Extracted data entries:
Start

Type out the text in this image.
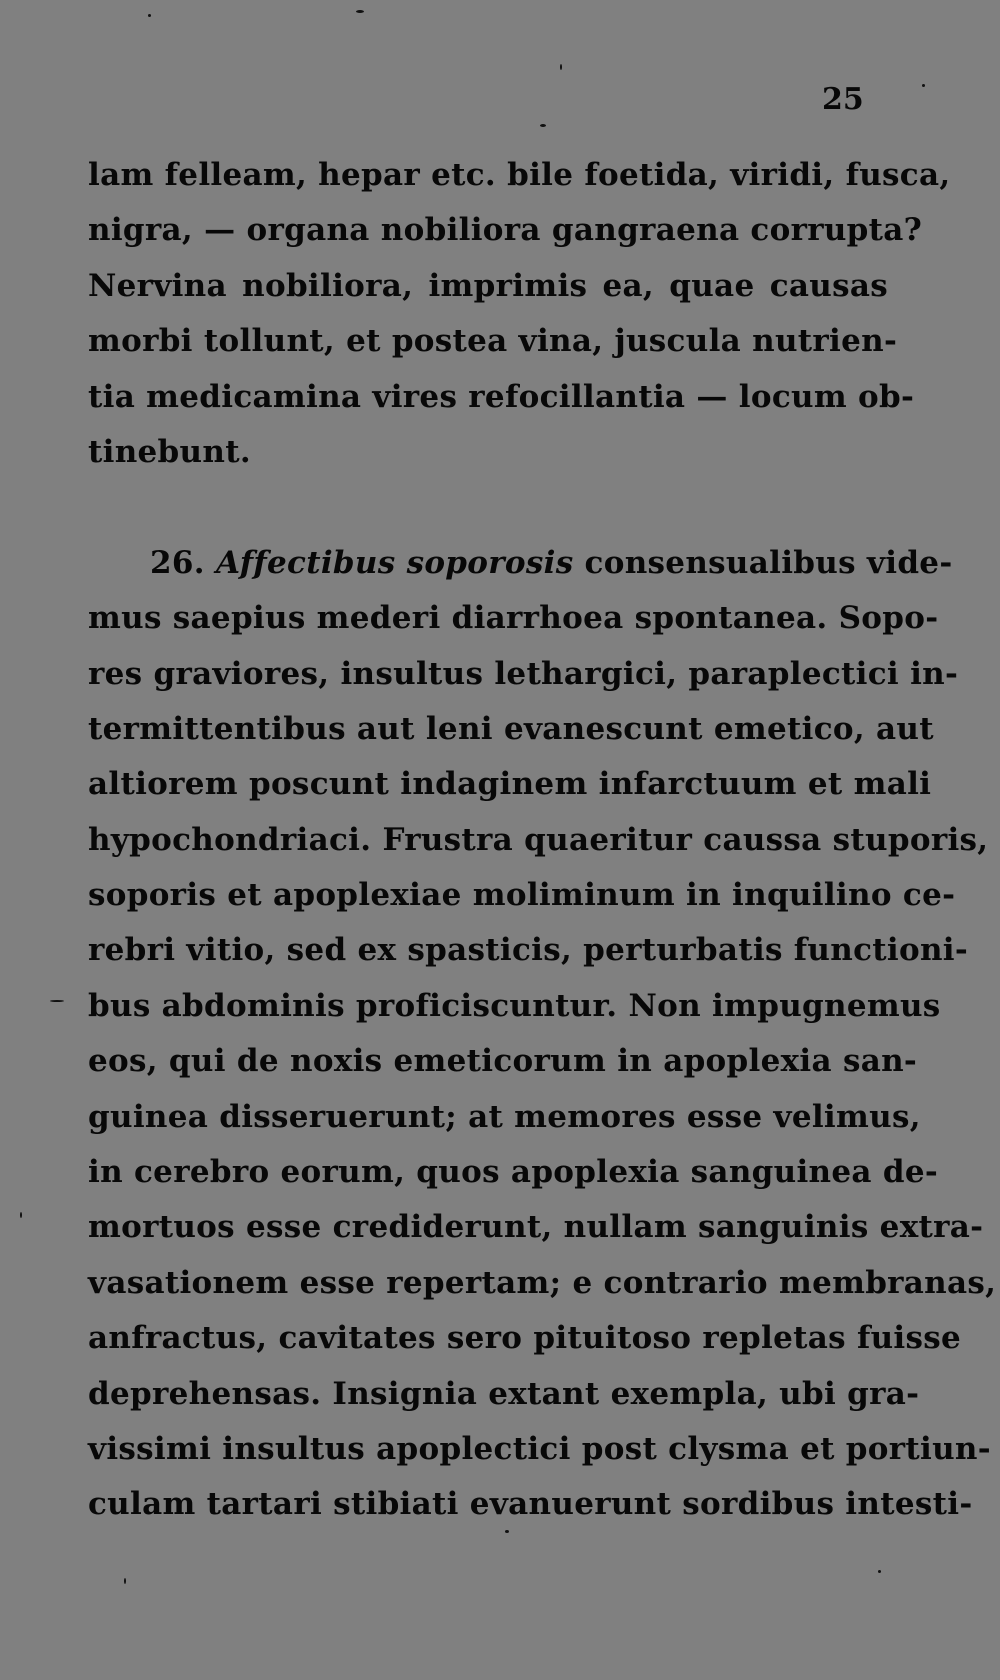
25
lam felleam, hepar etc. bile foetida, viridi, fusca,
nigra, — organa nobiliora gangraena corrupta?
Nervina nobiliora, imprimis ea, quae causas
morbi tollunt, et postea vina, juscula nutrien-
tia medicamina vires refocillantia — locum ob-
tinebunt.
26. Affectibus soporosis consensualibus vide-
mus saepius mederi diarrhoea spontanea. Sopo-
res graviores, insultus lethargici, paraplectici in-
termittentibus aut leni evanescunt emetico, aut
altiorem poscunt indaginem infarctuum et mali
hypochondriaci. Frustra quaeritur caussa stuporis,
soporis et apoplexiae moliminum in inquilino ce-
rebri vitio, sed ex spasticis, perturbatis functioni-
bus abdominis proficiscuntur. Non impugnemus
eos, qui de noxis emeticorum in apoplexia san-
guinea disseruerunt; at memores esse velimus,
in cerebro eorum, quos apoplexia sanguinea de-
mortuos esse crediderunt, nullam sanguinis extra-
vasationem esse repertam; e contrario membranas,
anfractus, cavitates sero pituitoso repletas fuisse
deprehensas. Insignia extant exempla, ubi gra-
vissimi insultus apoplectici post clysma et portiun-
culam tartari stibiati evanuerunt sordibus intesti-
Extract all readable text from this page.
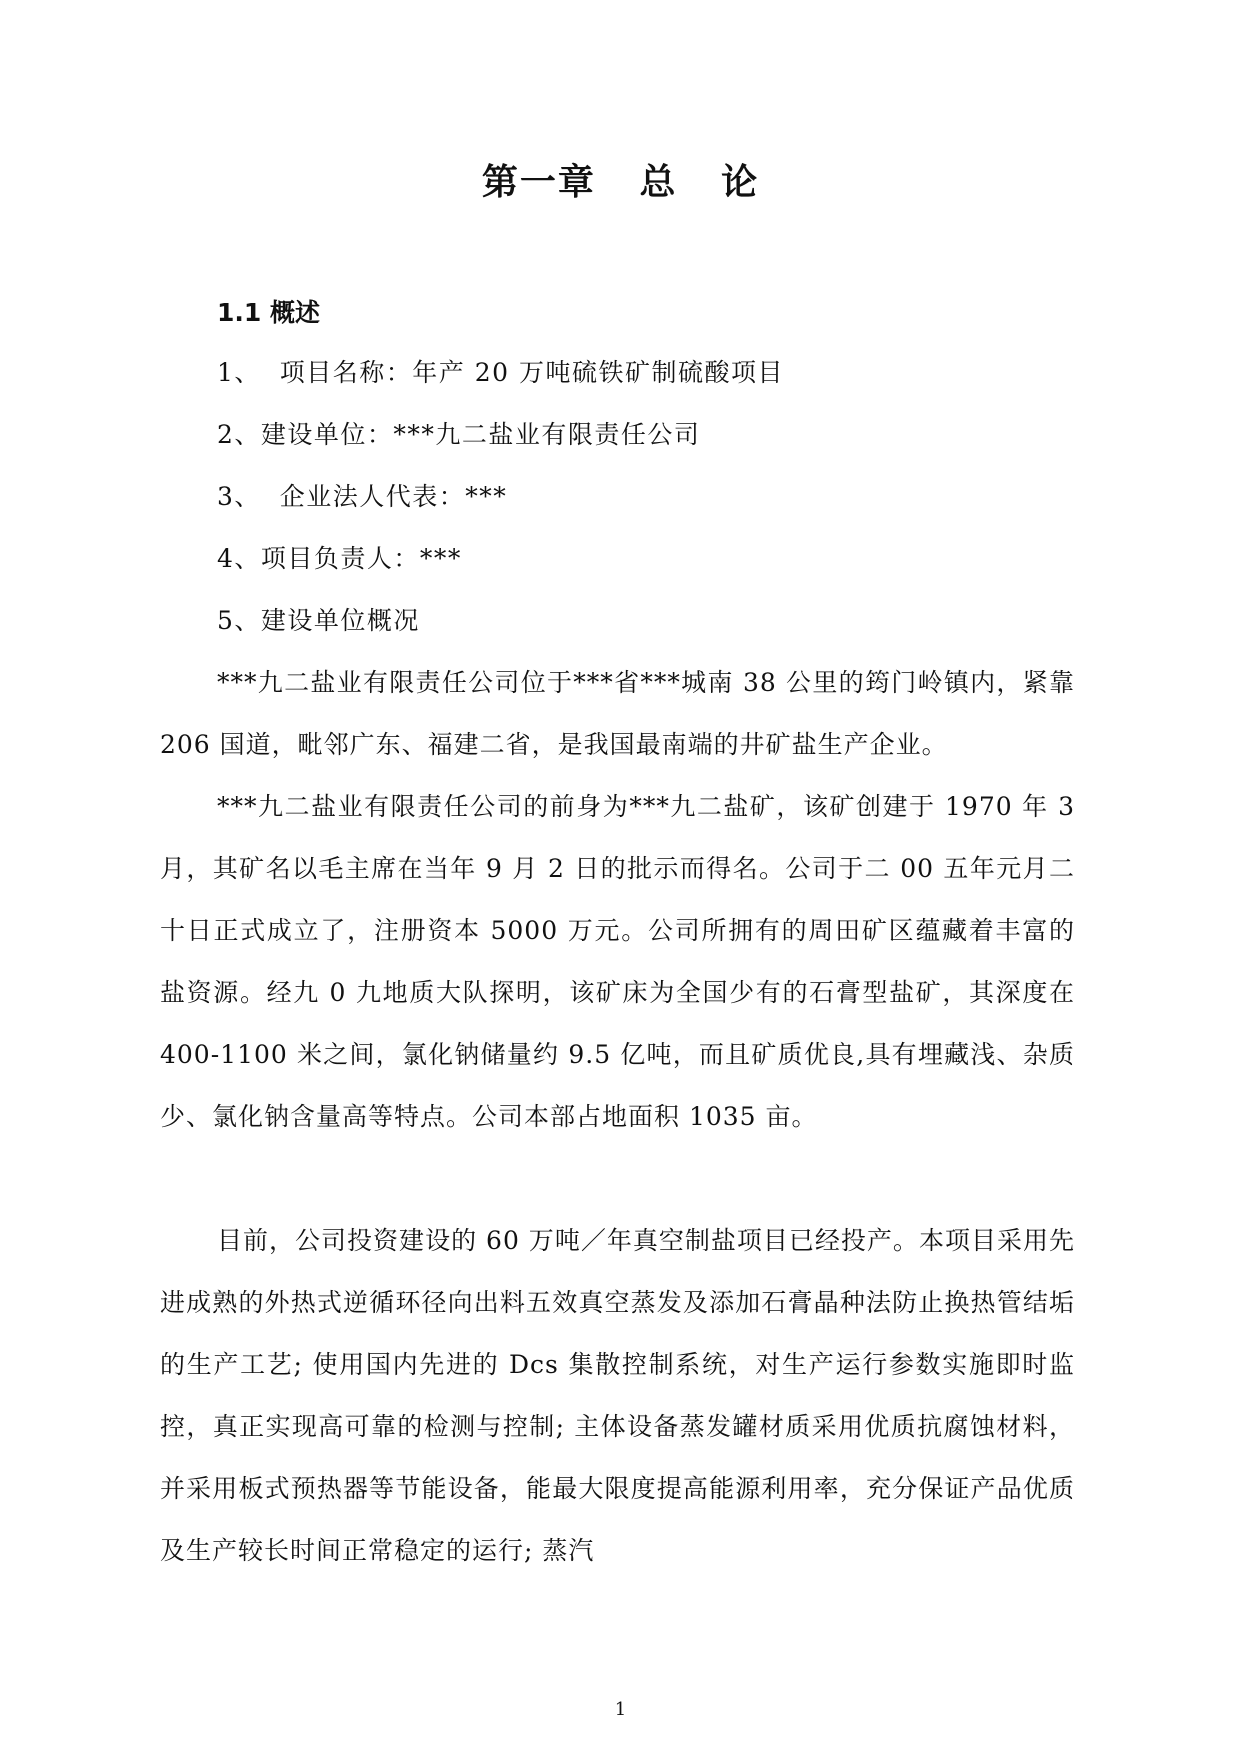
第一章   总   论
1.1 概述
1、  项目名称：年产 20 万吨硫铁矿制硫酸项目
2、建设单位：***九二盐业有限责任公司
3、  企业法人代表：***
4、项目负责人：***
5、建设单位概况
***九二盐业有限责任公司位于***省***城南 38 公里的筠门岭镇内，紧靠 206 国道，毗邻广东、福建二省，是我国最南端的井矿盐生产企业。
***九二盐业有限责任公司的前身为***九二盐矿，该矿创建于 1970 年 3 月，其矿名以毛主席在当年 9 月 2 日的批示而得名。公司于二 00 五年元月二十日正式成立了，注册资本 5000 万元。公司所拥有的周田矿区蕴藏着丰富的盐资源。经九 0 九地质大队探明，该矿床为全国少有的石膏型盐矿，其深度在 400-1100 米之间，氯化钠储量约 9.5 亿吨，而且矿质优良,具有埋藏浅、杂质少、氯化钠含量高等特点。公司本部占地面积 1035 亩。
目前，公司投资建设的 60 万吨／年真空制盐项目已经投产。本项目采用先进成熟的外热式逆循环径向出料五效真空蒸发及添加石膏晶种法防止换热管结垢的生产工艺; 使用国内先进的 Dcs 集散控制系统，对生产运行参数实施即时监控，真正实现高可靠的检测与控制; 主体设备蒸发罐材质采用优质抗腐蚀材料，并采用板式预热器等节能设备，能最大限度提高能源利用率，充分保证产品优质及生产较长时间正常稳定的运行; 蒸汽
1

End

■ Request: Scan the lines for the string "insultus". Copy out each line that matches.

■ Output for this task:
res graviores, insultus lethargici, paraplectici in-
vissimi insultus apoplectici post clysma et portiun-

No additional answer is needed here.